**The request:** From the entries below, extract every line that includes the word "actions".

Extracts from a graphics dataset
▬▬▬
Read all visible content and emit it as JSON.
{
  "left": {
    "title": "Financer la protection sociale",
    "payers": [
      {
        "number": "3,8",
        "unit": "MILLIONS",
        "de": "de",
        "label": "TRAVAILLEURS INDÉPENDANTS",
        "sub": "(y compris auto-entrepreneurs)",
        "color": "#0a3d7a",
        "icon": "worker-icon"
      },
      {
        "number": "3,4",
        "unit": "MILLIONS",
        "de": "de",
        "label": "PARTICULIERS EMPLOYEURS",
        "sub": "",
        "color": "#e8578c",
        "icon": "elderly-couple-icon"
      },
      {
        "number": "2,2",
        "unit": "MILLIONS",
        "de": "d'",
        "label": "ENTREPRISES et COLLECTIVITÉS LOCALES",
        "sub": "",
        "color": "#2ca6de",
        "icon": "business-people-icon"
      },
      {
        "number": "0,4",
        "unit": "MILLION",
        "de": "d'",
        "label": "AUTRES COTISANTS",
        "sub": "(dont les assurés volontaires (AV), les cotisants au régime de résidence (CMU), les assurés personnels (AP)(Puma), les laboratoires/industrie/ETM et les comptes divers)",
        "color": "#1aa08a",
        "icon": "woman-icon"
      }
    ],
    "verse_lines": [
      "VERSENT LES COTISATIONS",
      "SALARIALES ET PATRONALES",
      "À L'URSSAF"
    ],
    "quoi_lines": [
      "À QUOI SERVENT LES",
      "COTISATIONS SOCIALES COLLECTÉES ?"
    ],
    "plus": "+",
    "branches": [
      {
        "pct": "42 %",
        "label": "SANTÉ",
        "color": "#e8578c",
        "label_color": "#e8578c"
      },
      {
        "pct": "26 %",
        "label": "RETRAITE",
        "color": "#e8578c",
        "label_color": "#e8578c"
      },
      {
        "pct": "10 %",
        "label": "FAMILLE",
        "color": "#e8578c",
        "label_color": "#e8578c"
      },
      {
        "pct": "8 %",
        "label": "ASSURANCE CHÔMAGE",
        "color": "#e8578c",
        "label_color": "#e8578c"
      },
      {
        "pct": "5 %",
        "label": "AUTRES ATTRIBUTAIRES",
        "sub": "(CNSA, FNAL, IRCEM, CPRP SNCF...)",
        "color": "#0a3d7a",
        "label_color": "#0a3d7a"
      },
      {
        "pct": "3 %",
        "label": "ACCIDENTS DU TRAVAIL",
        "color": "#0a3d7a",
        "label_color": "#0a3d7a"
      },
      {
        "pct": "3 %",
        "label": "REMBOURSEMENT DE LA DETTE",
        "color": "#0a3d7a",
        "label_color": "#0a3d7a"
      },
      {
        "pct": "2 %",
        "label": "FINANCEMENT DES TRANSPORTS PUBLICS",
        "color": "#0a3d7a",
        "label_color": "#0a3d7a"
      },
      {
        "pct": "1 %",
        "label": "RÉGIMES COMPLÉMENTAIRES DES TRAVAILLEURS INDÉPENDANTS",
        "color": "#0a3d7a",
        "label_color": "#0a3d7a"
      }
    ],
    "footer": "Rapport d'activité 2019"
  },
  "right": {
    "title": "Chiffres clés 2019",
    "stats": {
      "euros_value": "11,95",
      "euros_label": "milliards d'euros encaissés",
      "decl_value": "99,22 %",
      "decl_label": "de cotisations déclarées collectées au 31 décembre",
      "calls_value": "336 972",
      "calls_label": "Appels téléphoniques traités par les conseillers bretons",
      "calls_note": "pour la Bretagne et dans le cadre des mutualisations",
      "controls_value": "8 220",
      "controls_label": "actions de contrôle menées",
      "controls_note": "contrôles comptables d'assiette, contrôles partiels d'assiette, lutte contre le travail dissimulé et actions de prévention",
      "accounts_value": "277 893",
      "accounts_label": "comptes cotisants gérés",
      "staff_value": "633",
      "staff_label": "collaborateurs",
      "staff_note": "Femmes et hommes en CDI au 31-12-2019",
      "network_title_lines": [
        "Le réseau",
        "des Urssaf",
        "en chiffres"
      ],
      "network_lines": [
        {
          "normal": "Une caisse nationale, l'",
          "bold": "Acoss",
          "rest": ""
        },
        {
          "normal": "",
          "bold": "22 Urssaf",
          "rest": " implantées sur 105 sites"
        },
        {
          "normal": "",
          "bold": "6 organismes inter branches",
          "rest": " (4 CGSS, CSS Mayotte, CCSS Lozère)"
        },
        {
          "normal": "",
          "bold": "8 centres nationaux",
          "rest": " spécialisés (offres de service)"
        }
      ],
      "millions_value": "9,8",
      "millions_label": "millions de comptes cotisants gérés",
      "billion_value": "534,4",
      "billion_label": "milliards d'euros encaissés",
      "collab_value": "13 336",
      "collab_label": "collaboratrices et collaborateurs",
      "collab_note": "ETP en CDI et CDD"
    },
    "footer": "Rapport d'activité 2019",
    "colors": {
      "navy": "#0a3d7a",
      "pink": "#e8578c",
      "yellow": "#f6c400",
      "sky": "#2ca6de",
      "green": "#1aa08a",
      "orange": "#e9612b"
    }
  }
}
▬▬▬
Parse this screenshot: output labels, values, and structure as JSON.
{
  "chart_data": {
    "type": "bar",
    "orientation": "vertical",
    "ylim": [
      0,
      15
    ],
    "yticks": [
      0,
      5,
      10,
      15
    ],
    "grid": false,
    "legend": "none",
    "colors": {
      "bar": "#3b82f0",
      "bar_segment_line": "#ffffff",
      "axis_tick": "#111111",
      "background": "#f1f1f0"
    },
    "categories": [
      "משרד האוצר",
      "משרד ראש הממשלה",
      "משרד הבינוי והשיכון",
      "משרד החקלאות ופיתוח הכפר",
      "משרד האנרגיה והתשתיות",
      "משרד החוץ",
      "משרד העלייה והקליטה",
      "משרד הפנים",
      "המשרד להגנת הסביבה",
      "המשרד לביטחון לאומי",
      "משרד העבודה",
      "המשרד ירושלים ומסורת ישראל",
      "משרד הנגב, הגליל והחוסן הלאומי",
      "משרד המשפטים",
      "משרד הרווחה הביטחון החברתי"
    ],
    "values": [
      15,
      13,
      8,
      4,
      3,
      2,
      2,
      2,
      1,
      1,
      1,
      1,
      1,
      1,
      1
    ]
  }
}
▬▬▬
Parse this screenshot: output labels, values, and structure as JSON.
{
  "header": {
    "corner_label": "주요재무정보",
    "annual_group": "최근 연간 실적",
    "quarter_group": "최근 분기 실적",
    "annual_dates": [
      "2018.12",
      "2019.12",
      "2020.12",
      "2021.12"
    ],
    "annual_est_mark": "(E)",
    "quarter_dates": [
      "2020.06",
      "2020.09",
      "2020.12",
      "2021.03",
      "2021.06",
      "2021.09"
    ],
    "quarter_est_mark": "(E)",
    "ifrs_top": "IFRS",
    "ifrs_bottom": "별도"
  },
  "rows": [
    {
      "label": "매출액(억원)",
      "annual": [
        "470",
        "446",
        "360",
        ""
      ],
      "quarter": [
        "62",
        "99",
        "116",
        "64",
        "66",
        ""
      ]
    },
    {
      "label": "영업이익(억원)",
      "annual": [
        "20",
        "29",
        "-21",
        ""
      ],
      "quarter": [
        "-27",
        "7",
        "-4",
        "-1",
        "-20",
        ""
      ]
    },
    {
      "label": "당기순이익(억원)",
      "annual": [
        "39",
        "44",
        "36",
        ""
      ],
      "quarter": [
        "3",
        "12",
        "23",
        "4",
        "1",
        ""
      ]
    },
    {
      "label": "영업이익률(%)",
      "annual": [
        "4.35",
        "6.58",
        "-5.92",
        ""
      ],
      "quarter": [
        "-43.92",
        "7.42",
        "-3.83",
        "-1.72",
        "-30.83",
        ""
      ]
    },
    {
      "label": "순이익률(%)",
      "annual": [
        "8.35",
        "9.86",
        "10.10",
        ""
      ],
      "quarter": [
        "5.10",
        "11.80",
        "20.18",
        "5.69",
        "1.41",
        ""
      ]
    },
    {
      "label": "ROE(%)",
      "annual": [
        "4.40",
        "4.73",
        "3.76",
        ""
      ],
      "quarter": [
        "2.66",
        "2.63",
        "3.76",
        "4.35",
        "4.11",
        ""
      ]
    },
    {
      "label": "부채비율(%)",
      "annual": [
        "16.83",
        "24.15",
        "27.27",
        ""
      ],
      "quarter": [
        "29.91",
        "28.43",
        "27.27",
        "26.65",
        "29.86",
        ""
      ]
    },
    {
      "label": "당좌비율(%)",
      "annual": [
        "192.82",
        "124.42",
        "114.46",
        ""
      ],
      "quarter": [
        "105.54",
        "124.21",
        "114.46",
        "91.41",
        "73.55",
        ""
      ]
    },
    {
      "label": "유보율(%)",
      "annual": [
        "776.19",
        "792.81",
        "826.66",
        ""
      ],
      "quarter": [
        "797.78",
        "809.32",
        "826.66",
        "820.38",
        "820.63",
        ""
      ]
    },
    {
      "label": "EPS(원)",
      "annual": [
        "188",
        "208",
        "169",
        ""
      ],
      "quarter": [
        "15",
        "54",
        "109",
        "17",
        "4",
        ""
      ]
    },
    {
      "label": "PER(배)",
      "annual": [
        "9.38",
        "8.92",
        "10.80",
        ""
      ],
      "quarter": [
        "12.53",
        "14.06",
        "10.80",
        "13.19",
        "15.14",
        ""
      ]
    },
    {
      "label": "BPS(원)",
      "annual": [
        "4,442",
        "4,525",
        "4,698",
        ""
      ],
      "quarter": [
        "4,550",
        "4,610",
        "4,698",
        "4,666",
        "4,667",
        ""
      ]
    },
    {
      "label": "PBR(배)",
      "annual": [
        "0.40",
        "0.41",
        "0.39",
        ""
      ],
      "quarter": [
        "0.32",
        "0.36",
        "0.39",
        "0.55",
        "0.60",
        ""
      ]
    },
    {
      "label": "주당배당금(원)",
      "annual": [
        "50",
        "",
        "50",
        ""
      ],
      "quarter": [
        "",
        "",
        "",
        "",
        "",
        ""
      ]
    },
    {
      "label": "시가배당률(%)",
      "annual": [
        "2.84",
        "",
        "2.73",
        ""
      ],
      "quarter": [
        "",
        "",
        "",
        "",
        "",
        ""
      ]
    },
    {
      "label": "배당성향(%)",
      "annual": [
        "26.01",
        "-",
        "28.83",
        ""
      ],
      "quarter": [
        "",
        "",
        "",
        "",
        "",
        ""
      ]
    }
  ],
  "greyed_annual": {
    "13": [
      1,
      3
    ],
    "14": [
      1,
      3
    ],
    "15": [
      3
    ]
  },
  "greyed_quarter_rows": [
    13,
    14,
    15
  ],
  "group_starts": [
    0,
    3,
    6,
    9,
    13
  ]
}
▬▬▬
**Task result:**
      "controls_label": "actions de contrôle menées",
      "controls_note": "contrôles comptables d'assiette, contrôles partiels d'assiette, lutte contre le travail dissimulé et actions de prévention",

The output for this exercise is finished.